Page
On Thu, Jan 9, 2020 at 10:02 AM Sara Dickinson <[email protected]> wrote:

>
>
> On 7 Jan 2020, at 22:08, Rob Sayre <[email protected]> wrote:
>
> On Tue, Jan 7, 2020 at 10:35 AM Sara Dickinson <[email protected]> wrote:
>
>>
>> >
>> > Secondly, I found the entire section "3.5.1.5.2.  DoH Specific
>> Considerations" to be objectionable, and recommend removing it. It mentions
>> many concerns that are better covered in RFC 8484 and/or HTTP RFCs, and
>> contrasts DoH with DoT in ways that are specious. Both TLS and HTTP allow
>> extension fields and metadata, so there's nothing unique to DoH here
>> (source: I've implemented DoH and ESNI clients). The entire section amounts
>> to a description of fields that privacy conscious DoH clients /might/ send
>> if they were poorly implemented. But it seems strange to stop there..
>> Implementation quality ratholes can go on for a while: for example, the
>> document doesn't mention the numerous problems with today's TLS, PKI, and
>> BGP infrastructure that apply to both DoT and DoH.
>>
>> As mentioned since this document is an analysis of the privacy
>> considerations of actually _using_ DNS (not just the protocol definitions)
>> then privacy considerations raised by poor implementations seem entirely in
>> scope. The document does also discuss such issues with TLS,
>
>
> The document contains the text:
>
>   "DoT, for example, would normally contain no client identifiers above
>    the TLS layer and a resolver would see only a stream of DNS query
>    payloads originating within one or more connections from a client IP
>    address.  Whereas if DoH clients commonly include several headers in
>    a DNS message'
>
> Doesn't this just mean "if the DoT client is a good implementation, and
> the DoH client is not...” ?

Exercise set
• a. In the records, set down every line from the one holding "menu-item[interactable]: Open <box>513" through the one holding "footer-bar: DOCENTE: JINETH", inclusive, reproducing each one verbatim.
• b. Resume the email exchange about DoH privacy considerations, starting right after its final sentence.

Spatial layout data
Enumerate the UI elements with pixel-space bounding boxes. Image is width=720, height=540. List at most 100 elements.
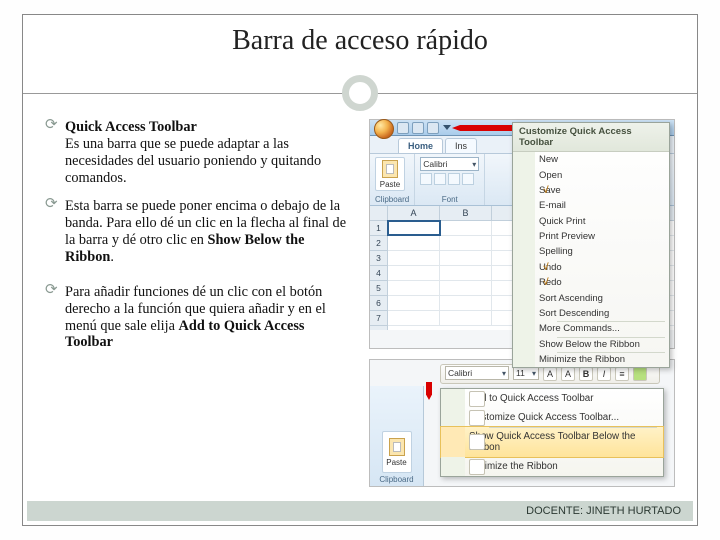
menu-item[interactable]: Open <box>513 167 669 182</box>
context-menu-item[interactable]: Minimize the Ribbon <box>441 457 663 476</box>
office-button-icon[interactable] <box>374 119 394 139</box>
underline-button[interactable] <box>448 173 460 185</box>
cell[interactable] <box>440 236 492 250</box>
row-header[interactable]: 3 <box>370 251 387 266</box>
qat-save-icon[interactable] <box>397 122 409 134</box>
context-menu-item[interactable]: Show Quick Access Toolbar Below the Ribb… <box>441 427 663 457</box>
check-icon: √ <box>539 185 553 196</box>
row-header[interactable]: 6 <box>370 296 387 311</box>
tab-home[interactable]: Home <box>398 138 443 153</box>
menu-item[interactable]: More Commands... <box>513 321 669 336</box>
cell[interactable] <box>388 236 440 250</box>
customize-qat-menu: Customize Quick Access Toolbar NewOpen√S… <box>512 122 670 368</box>
screenshot-customize-qat: Home Ins Paste Clipboard Calibri <box>369 119 675 349</box>
qat-redo-icon[interactable] <box>427 122 439 134</box>
paste-button[interactable]: Paste <box>375 157 405 191</box>
paste-icon <box>382 160 398 178</box>
cell[interactable] <box>388 266 440 280</box>
context-menu-label: Show Quick Access Toolbar Below the Ribb… <box>469 431 655 453</box>
menu-header: Customize Quick Access Toolbar <box>513 123 669 152</box>
cell[interactable] <box>388 296 440 310</box>
ribbon-clipboard-group: Paste Clipboard <box>370 386 424 486</box>
menu-item[interactable]: Sort Descending <box>513 306 669 321</box>
font-group-label: Font <box>420 195 479 204</box>
check-icon: √ <box>539 277 553 288</box>
row-header[interactable]: 4 <box>370 266 387 281</box>
menu-item-label: Sort Ascending <box>539 293 603 304</box>
menu-item[interactable]: New <box>513 152 669 167</box>
menu-item[interactable]: √Undo <box>513 260 669 275</box>
cell[interactable] <box>388 281 440 295</box>
cell[interactable] <box>440 281 492 295</box>
menu-item[interactable]: Quick Print <box>513 214 669 229</box>
menu-item[interactable]: E-mail <box>513 198 669 213</box>
group-clipboard: Paste Clipboard <box>370 154 415 205</box>
row-header[interactable]: 7 <box>370 311 387 326</box>
menu-item-label: Open <box>539 170 562 181</box>
mini-align-button[interactable]: ≡ <box>615 367 629 381</box>
footer-bar: DOCENTE: JINETH HURTADO <box>27 501 693 521</box>
text-column: Quick Access Toolbar Es una barra que se… <box>45 119 355 487</box>
bullet-1: Quick Access Toolbar Es una barra que se… <box>45 119 355 186</box>
cell[interactable] <box>440 266 492 280</box>
menu-item-icon <box>469 391 485 407</box>
cell[interactable] <box>388 311 440 325</box>
menu-item-icon <box>469 459 485 475</box>
mini-highlight-button[interactable] <box>633 367 647 381</box>
row-header[interactable]: 2 <box>370 236 387 251</box>
screenshot-column: Home Ins Paste Clipboard Calibri <box>369 119 675 487</box>
mini-font-combo[interactable]: Calibri <box>445 366 509 380</box>
paste-button[interactable]: Paste <box>382 431 412 473</box>
bullet-3: Para añadir funciones dé un clic con el … <box>45 284 355 351</box>
menu-item-label: Quick Print <box>539 216 585 227</box>
row-header[interactable]: 5 <box>370 281 387 296</box>
col-header[interactable]: A <box>388 206 440 220</box>
menu-item[interactable]: Sort Ascending <box>513 290 669 305</box>
italic-button[interactable] <box>434 173 446 185</box>
menu-item[interactable]: Print Preview <box>513 229 669 244</box>
slide-frame: Barra de acceso rápido Quick Access Tool… <box>22 14 698 526</box>
menu-item-label: Print Preview <box>539 231 595 242</box>
row-header[interactable] <box>370 206 387 221</box>
context-menu-item[interactable]: Customize Quick Access Toolbar... <box>441 408 663 427</box>
bold-button[interactable] <box>420 173 432 185</box>
bullet-2-tail: . <box>110 249 114 265</box>
row-header[interactable]: 1 <box>370 221 387 236</box>
context-menu: Add to Quick Access Toolbar Customize Qui… <box>440 388 664 477</box>
ring-ornament <box>342 75 378 111</box>
cell-a1[interactable] <box>388 221 440 235</box>
font-name-combo[interactable]: Calibri <box>420 157 479 171</box>
menu-item[interactable]: Spelling <box>513 244 669 259</box>
menu-item[interactable]: Minimize the Ribbon <box>513 352 669 367</box>
mini-shrink-font-icon[interactable]: A <box>561 367 575 381</box>
cell[interactable] <box>388 251 440 265</box>
cell[interactable] <box>440 311 492 325</box>
footer-text: DOCENTE: JINETH HURTADO <box>526 505 681 517</box>
mini-bold-button[interactable]: B <box>579 367 593 381</box>
qat-undo-icon[interactable] <box>412 122 424 134</box>
menu-item[interactable]: √Redo <box>513 275 669 290</box>
tab-insert[interactable]: Ins <box>445 138 477 153</box>
title-divider <box>23 75 697 115</box>
qat-customize-arrow-icon[interactable] <box>442 123 452 133</box>
col-header[interactable]: B <box>440 206 492 220</box>
context-menu-item[interactable]: Add to Quick Access Toolbar <box>441 389 663 408</box>
menu-item[interactable]: √Save <box>513 183 669 198</box>
cell[interactable] <box>440 221 492 235</box>
menu-item-label: More Commands... <box>539 323 620 334</box>
menu-item[interactable]: Show Below the Ribbon <box>513 337 669 352</box>
border-button[interactable] <box>462 173 474 185</box>
mini-grow-font-icon[interactable]: A <box>543 367 557 381</box>
check-icon: √ <box>539 262 553 273</box>
mini-italic-button[interactable]: I <box>597 367 611 381</box>
context-menu-label: Add to Quick Access Toolbar <box>469 393 594 404</box>
row-headers: 1 2 3 4 5 6 7 <box>370 206 388 330</box>
menu-item-label: Sort Descending <box>539 308 609 319</box>
menu-item-icon <box>469 434 485 450</box>
clipboard-group-label: Clipboard <box>375 195 409 204</box>
cell[interactable] <box>440 251 492 265</box>
cell[interactable] <box>440 296 492 310</box>
slide-title: Barra de acceso rápido <box>23 15 697 57</box>
clipboard-group-label: Clipboard <box>379 475 413 484</box>
menu-item-label: Minimize the Ribbon <box>539 354 625 365</box>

Answer list
• a.
menu-item[interactable]: Open <box>513 167 669 182</box>
context-menu-item[interactable]: Minimize the Ribbon <box>441 457 663 476</box>
office-button-icon[interactable] <box>374 119 394 139</box>
underline-button[interactable] <box>448 173 460 185</box>
cell[interactable] <box>440 236 492 250</box>
row-header[interactable]: 3 <box>370 251 387 266</box>
qat-save-icon[interactable] <box>397 122 409 134</box>
context-menu-item[interactable]: Show Quick Access Toolbar Below the Ribb… <box>441 427 663 457</box>
check-icon: √ <box>539 185 553 196</box>
row-header[interactable]: 6 <box>370 296 387 311</box>
tab-home[interactable]: Home <box>398 138 443 153</box>
menu-item[interactable]: More Commands... <box>513 321 669 336</box>
cell[interactable] <box>388 236 440 250</box>
customize-qat-menu: Customize Quick Access Toolbar NewOpen√S… <box>512 122 670 368</box>
screenshot-customize-qat: Home Ins Paste Clipboard Calibri <box>369 119 675 349</box>
qat-redo-icon[interactable] <box>427 122 439 134</box>
paste-button[interactable]: Paste <box>375 157 405 191</box>
paste-icon <box>382 160 398 178</box>
cell[interactable] <box>388 266 440 280</box>
context-menu-label: Show Quick Access Toolbar Below the Ribb… <box>469 431 655 453</box>
menu-header: Customize Quick Access Toolbar <box>513 123 669 152</box>
cell[interactable] <box>388 296 440 310</box>
ribbon-clipboard-group: Paste Clipboard <box>370 386 424 486</box>
menu-item[interactable]: Sort Descending <box>513 306 669 321</box>
font-group-label: Font <box>420 195 479 204</box>
check-icon: √ <box>539 277 553 288</box>
row-header[interactable]: 4 <box>370 266 387 281</box>
menu-item-label: Sort Ascending <box>539 293 603 304</box>
menu-item[interactable]: New <box>513 152 669 167</box>
menu-item[interactable]: √Undo <box>513 260 669 275</box>
cell[interactable] <box>388 281 440 295</box>
cell[interactable] <box>440 281 492 295</box>
menu-item[interactable]: Quick Print <box>513 214 669 229</box>
menu-item[interactable]: E-mail <box>513 198 669 213</box>
group-clipboard: Paste Clipboard <box>370 154 415 205</box>
row-header[interactable]: 7 <box>370 311 387 326</box>
menu-item-label: Open <box>539 170 562 181</box>
mini-align-button[interactable]: ≡ <box>615 367 629 381</box>
footer-bar: DOCENTE: JINETH HURTADO <box>27 501 693 521</box>

• b.
>
>
> It means a standards compliant DoT implementation will have no client
> identifiers, a standards compliant DoH implementation is free to (and
> likely) to include them.
>

[Citation needed]

-Ekr


>
> I think the Section 8.2 of RFC8484 states this problem better. Why do we
> need this section?
>
> https://tools.ietf.org/html/rfc8484#section-8.2
>
>
> As others have mentioned - this document gives an overall discussion of
> privacy across all DNS protocols, RFC8484 is focussed on the DoH specific
> aspects.
>
>
>
>
>> ones with PKI and PGP are clearly out of scope for this document.
>>
>
> I didn't mention PGP--I was talking about misrouting (BGP). I disagree
> that they are out of scope. Most of the larger TLS use cases rely on PKI.
>
>
> I meant BGP - it was a typo.  Section 2 currently states:
>
> “The privacy risks associated with the use of other protocols, e.g.,
>    unencrypted TLS SNI extensions or HTTPS destination IP address
>    fingerprinting are not considered here.”
>
> Sara.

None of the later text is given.